Description of the task:
Review the material line by line. Identify and copy every line that contains the string "time".

[Collected data entries]
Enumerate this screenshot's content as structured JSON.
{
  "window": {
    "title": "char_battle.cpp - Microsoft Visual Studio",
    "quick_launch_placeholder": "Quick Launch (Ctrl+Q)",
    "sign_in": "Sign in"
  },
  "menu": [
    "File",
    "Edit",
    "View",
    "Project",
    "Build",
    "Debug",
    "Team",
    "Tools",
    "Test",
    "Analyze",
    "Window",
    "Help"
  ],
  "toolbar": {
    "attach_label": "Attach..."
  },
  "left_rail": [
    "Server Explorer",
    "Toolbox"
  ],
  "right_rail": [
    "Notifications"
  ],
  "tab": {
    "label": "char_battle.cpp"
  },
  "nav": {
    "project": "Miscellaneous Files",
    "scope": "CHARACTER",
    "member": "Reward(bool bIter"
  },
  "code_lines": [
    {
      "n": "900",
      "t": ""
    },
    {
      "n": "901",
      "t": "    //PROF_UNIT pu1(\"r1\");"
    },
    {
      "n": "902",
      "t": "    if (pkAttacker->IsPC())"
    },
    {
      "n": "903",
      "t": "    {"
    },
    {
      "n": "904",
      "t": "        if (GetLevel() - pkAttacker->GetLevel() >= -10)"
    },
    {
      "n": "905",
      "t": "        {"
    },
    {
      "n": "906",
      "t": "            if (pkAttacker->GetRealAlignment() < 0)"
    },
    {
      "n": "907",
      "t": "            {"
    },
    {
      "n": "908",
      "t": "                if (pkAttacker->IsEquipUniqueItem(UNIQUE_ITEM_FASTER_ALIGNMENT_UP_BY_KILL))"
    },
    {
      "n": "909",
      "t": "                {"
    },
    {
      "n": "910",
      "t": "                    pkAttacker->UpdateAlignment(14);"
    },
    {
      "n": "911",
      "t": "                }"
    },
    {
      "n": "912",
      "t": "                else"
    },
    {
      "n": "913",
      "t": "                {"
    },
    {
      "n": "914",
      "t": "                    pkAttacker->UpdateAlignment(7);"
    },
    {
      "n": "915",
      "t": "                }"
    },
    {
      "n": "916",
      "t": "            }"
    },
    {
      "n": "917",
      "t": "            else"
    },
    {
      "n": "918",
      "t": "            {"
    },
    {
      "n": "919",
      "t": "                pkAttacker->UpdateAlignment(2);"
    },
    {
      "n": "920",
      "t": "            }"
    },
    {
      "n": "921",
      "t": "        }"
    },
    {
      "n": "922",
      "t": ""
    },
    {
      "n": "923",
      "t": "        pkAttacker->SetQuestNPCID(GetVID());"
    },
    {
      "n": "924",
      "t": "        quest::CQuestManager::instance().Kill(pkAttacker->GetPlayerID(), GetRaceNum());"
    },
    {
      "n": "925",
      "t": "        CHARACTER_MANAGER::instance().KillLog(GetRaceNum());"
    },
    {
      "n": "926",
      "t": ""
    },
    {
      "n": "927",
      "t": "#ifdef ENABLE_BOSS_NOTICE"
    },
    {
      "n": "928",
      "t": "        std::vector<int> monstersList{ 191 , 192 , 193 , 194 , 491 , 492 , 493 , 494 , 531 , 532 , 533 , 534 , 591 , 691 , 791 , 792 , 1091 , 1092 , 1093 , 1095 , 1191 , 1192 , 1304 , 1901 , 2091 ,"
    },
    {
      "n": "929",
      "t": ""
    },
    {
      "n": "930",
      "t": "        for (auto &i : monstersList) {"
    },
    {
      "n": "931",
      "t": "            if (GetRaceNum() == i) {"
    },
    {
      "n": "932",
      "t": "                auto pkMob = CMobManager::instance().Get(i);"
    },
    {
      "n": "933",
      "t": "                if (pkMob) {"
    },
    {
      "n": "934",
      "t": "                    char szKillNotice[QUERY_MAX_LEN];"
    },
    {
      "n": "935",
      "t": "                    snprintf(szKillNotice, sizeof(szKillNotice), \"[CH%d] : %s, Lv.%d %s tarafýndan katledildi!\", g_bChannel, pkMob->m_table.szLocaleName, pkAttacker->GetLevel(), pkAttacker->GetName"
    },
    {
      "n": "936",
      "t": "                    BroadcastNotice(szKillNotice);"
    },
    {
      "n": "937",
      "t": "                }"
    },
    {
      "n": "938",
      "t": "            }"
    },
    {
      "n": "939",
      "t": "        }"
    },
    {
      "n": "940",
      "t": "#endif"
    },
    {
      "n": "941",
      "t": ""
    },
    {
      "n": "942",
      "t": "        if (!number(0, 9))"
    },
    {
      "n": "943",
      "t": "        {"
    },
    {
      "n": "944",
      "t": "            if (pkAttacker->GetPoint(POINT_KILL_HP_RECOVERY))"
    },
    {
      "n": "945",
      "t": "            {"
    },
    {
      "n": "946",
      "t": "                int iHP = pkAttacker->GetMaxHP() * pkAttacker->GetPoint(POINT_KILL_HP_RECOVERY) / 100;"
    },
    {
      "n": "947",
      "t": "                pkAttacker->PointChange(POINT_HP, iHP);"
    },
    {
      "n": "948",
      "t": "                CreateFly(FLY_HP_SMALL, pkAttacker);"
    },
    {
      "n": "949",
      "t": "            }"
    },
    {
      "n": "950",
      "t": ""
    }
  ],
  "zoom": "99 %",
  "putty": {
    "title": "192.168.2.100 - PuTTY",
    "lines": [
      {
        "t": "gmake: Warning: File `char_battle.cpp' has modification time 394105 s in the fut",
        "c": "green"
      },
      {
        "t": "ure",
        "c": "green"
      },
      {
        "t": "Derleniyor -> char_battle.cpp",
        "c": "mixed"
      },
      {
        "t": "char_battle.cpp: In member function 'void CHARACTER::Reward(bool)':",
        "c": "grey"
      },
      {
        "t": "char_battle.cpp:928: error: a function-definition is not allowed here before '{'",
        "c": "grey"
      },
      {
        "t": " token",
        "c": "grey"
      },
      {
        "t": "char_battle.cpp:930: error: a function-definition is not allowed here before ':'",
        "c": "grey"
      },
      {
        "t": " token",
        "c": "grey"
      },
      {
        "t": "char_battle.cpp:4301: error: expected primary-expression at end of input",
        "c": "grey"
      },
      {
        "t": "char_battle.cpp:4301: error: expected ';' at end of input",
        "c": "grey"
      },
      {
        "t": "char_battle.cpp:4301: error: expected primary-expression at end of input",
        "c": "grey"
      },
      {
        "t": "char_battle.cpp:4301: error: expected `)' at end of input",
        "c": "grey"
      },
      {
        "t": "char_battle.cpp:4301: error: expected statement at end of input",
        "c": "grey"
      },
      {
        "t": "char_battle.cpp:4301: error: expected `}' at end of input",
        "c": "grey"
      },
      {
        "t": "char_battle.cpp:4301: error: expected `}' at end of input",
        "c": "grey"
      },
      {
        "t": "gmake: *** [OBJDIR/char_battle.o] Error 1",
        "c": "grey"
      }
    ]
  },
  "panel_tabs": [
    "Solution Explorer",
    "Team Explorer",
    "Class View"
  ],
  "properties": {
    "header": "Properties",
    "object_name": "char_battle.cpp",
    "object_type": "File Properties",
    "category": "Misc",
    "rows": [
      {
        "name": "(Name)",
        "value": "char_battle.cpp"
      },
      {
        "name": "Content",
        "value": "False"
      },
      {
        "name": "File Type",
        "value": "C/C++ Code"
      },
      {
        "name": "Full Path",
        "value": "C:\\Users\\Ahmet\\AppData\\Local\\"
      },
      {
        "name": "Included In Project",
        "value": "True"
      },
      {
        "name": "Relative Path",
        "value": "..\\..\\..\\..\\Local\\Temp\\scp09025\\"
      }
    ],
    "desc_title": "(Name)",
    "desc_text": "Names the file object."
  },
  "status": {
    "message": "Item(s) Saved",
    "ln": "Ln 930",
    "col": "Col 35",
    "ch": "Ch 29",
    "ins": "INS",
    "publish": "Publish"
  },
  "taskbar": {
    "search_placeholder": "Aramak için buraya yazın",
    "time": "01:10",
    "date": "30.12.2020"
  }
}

Exercise answer:
        "t": "gmake: Warning: File `char_battle.cpp' has modification time 394105 s in the fut",
    "time": "01:10",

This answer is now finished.